What to work on. In the news article on Sanan and Osram, copy the passage from "A person close" to "to 49 percent.", swapping each "Siemens" for "the German conglomerate".

Text for analysis.
>>

SHANGHAI/BERLIN (Reuters) - Chinese chipmaker Sanan Optoelectronics confirmed on Monday it had been in "preliminary contact" with Osram after reports that it was interested in buying the lighting group lifted the German firm's shares.
Osram is switching focus from light bulbs to lighting technology, selling its lamps unit and investing a billion euros ($1.12 billion) in a new factory in Malaysia to make chips for LED lights, making it a potential target for chipmakers such as Sanan.
If Sanan were to pursue a bid for Osram, which has a market capitalisation of 6 billion euros ($6.7 billion), it would be the biggest German company yet to be bought by a buyer from China, which is striving to become a leading nation in technology within a few years.
Such moves have provoked disquiet in some quarters in Germany, prompting close government scrutiny from Berlin.
"Our company has had preliminary contact with Osram," Sanan said in a statement posted on the Shanghai stock exchange.
"To date, we have not had any negotiations regarding transaction details such as the scope or the price. Neither have we signed any binding documents."
Osram shares had risen 2.8 percent in early trading, but fell after Sanan's statement that it had only had one face-to-face meeting with the German company regarding a potential acquisition or cooperation deal.
The stock was trading 0.2 percent lower at 1234 GMT.
"Osram's attraction presumably is the LED IP (intellectual property) cross-licensing to which it (Sanan) will only gain access upon acquiring a majority stake," Barclays capital goods analysts wrote in a note.
"These IP rights will allow Sanan to sell its chips legally outside of China, something which it has not been able to do thus far."
A potential Osram suitor could buy Siemens' 17.5 percent holding in Osram as a precursor to making a takeover bid for the whole company. Siemens was not in agreement with Osram's strategy switch to invest heavily in LED chips.
A person close to both companies told Reuters that Siemens had been close to selling its stake to a Chinese buyer before Osram announced its new LED-focused strategy in November - a move that caused a 30 percent share price collapse.
Siemens would therefore be very careful about offering its stake to a Chinese bidder and would more likely wait for a public offer to shareholders, a source told Reuters on Friday.
Both Osram and Siemens declined to comment.
In the 4.5 billion-euro takeover of German industrial robot maker Kuka by Chinese household appliance maker Midea earlier this year, Berlin initially sought a deal to limit Midea's stake to 49 percent.
It had wanted to curb the Chinese company's influence on what it viewed as a national champion in a key industry, but eventually allowed the takeover to go through after major German shareholders in Kuka sold their stakes to Midea.
The case of Kuka brought the issue of Chinese takeovers of German companies to the forefront of political attention - although it was just the latest, and largest, in a string of such deals this year.
"The Kuka deal has changed one thing - that's the awareness," said Thilo Ketterer, head of consulting and auditing firm Roedl & Partner's China desk.
Roedl & Partner advised China's Skyworth when it bought German television maker Metz last year, and Ketterer said the firm was pitching for other deals where German automotive, environmental and medical firms were seeking foreign investors.
"They are looking for Chinese investors bringing not only money - that's not so important - but the Chinese have one key advantage: They have a clear strategic view from the government and a huge domestic market behind them," he said.
The German economy ministry said it had taken note of media reports of a Chinese takeover bid for Osram, but said it was a company issue on which it could not comment.
A ministry spokesman added that Germany was an open economy that welcomed investment by foreign companies but said the government wanted to ensure that competition with other countries was on a level playing field.

<<

(Collected data)
>>

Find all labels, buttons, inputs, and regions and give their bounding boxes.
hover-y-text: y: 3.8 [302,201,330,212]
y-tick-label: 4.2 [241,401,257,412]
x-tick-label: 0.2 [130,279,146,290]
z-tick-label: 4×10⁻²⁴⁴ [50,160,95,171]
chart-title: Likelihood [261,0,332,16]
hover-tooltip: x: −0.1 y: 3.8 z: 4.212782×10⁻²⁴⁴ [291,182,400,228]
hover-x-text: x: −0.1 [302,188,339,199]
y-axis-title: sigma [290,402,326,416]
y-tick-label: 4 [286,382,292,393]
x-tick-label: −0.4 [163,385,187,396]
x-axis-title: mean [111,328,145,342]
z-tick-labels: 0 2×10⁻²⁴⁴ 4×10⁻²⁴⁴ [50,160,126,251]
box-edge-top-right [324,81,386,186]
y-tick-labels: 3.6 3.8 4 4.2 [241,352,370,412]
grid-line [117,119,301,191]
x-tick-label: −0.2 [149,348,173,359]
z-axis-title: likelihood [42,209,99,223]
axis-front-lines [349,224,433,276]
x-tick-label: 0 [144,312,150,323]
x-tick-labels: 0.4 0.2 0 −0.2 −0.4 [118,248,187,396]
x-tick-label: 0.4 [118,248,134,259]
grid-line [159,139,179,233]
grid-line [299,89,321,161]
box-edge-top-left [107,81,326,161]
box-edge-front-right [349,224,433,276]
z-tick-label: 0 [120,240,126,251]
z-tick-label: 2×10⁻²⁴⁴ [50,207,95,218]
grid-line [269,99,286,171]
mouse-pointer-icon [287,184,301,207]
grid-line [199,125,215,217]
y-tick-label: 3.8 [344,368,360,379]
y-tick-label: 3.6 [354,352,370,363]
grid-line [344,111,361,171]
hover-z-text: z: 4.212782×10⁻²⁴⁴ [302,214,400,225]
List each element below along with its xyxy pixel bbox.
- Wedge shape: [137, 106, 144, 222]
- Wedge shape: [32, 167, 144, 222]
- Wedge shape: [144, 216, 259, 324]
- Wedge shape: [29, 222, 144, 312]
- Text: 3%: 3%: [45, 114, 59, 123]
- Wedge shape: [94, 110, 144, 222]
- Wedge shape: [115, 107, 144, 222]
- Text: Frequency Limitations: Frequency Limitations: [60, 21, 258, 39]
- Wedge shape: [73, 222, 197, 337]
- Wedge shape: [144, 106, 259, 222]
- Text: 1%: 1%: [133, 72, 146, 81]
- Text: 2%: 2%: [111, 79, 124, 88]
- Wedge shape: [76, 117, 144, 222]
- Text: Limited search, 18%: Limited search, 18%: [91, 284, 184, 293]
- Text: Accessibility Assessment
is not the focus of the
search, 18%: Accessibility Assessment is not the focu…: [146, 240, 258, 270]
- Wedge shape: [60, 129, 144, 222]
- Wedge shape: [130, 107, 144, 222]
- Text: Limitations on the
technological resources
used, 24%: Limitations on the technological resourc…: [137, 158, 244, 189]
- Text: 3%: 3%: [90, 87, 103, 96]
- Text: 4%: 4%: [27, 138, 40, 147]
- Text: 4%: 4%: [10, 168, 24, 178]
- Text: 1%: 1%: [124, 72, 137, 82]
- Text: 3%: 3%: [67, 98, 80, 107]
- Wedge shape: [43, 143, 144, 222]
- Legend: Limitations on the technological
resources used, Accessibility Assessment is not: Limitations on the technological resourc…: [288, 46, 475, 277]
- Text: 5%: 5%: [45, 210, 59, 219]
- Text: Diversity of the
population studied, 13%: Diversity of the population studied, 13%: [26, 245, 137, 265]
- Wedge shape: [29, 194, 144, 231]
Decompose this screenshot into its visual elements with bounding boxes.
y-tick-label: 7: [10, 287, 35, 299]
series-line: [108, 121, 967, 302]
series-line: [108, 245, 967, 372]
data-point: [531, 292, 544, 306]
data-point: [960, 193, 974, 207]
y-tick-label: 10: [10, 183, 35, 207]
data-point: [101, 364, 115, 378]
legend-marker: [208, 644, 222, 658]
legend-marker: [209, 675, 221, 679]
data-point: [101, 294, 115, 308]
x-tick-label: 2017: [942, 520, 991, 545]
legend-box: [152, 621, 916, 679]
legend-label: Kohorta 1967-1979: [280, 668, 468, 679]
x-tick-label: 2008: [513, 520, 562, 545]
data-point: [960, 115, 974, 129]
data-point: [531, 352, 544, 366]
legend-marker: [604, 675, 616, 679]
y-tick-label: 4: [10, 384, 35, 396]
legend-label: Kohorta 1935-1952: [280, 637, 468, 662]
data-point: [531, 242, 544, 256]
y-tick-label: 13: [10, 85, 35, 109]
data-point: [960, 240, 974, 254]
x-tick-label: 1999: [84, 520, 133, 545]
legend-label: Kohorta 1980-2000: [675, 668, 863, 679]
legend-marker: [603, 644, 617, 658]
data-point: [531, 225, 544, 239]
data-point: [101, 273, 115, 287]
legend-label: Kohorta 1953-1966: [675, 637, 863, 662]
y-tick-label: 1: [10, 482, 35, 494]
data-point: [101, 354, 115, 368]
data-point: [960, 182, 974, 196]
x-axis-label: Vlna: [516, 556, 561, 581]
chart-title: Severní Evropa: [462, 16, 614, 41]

<<

Response area.
A person close to both companies told Reuters that the German conglomerate had been close to selling its stake to a Chinese buyer before Osram announced its new LED-focused strategy in November - a move that caused a 30 percent share price collapse.
the German conglomerate would therefore be very careful about offering its stake to a Chinese bidder and would more likely wait for a public offer to shareholders, a source told Reuters on Friday.
Both Osram and the German conglomerate declined to comment.
In the 4.5 billion-euro takeover of German industrial robot maker Kuka by Chinese household appliance maker Midea earlier this year, Berlin initially sought a deal to limit Midea's stake to 49 percent.